[Dataset excerpt]
********************

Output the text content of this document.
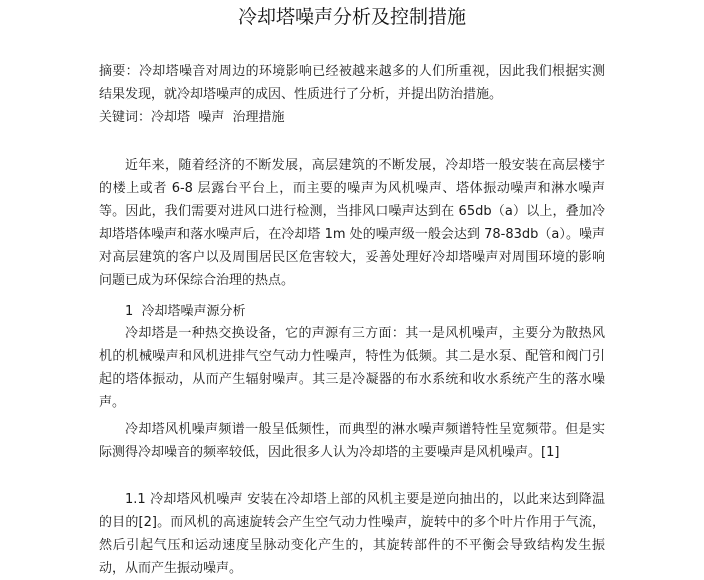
冷却塔噪声分析及控制措施
摘要：冷却塔噪音对周边的环境影响已经被越来越多的人们所重视，因此我们根据实测结果发现，就冷却塔噪声的成因、性质进行了分析，并提出防治措施。
关键词：冷却塔  噪声  治理措施
近年来，随着经济的不断发展，高层建筑的不断发展，冷却塔一般安装在高层楼宇的楼上或者 6-8 层露台平台上，而主要的噪声为风机噪声、塔体振动噪声和淋水噪声等。因此，我们需要对进风口进行检测，当排风口噪声达到在 65db（a）以上，叠加冷却塔塔体噪声和落水噪声后，在冷却塔 1m 处的噪声级一般会达到 78-83db（a）。噪声对高层建筑的客户以及周围居民区危害较大，妥善处理好冷却塔噪声对周围环境的影响问题已成为环保综合治理的热点。
1  冷却塔噪声源分析
冷却塔是一种热交换设备，它的声源有三方面：其一是风机噪声，主要分为散热风机的机械噪声和风机进排气空气动力性噪声，特性为低频。其二是水泵、配管和阀门引起的塔体振动，从而产生辐射噪声。其三是冷凝器的布水系统和收水系统产生的落水噪声。
冷却塔风机噪声频谱一般呈低频性，而典型的淋水噪声频谱特性呈宽频带。但是实际测得冷却噪音的频率较低，因此很多人认为冷却塔的主要噪声是风机噪声。[1]
1.1 冷却塔风机噪声 安装在冷却塔上部的风机主要是逆向抽出的，以此来达到降温的目的[2]。而风机的高速旋转会产生空气动力性噪声，旋转中的多个叶片作用于气流，然后引起气压和运动速度呈脉动变化产生的，其旋转部件的不平衡会导致结构发生振动，从而产生振动噪声。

********************

DIRECTIONS: Make an exact copy of the whole listing, but don't bring over any pictures.

THE SOLUTION:
Output the text content of this document.
冷却塔噪声分析及控制措施
摘要：冷却塔噪音对周边的环境影响已经被越来越多的人们所重视，因此我们根据实测结果发现，就冷却塔噪声的成因、性质进行了分析，并提出防治措施。
关键词：冷却塔  噪声  治理措施
近年来，随着经济的不断发展，高层建筑的不断发展，冷却塔一般安装在高层楼宇的楼上或者 6-8 层露台平台上，而主要的噪声为风机噪声、塔体振动噪声和淋水噪声等。因此，我们需要对进风口进行检测，当排风口噪声达到在 65db（a）以上，叠加冷却塔塔体噪声和落水噪声后，在冷却塔 1m 处的噪声级一般会达到 78-83db（a）。噪声对高层建筑的客户以及周围居民区危害较大，妥善处理好冷却塔噪声对周围环境的影响问题已成为环保综合治理的热点。
1  冷却塔噪声源分析
冷却塔是一种热交换设备，它的声源有三方面：其一是风机噪声，主要分为散热风机的机械噪声和风机进排气空气动力性噪声，特性为低频。其二是水泵、配管和阀门引起的塔体振动，从而产生辐射噪声。其三是冷凝器的布水系统和收水系统产生的落水噪声。
冷却塔风机噪声频谱一般呈低频性，而典型的淋水噪声频谱特性呈宽频带。但是实际测得冷却噪音的频率较低，因此很多人认为冷却塔的主要噪声是风机噪声。[1]
1.1 冷却塔风机噪声 安装在冷却塔上部的风机主要是逆向抽出的，以此来达到降温的目的[2]。而风机的高速旋转会产生空气动力性噪声，旋转中的多个叶片作用于气流，然后引起气压和运动速度呈脉动变化产生的，其旋转部件的不平衡会导致结构发生振动，从而产生振动噪声。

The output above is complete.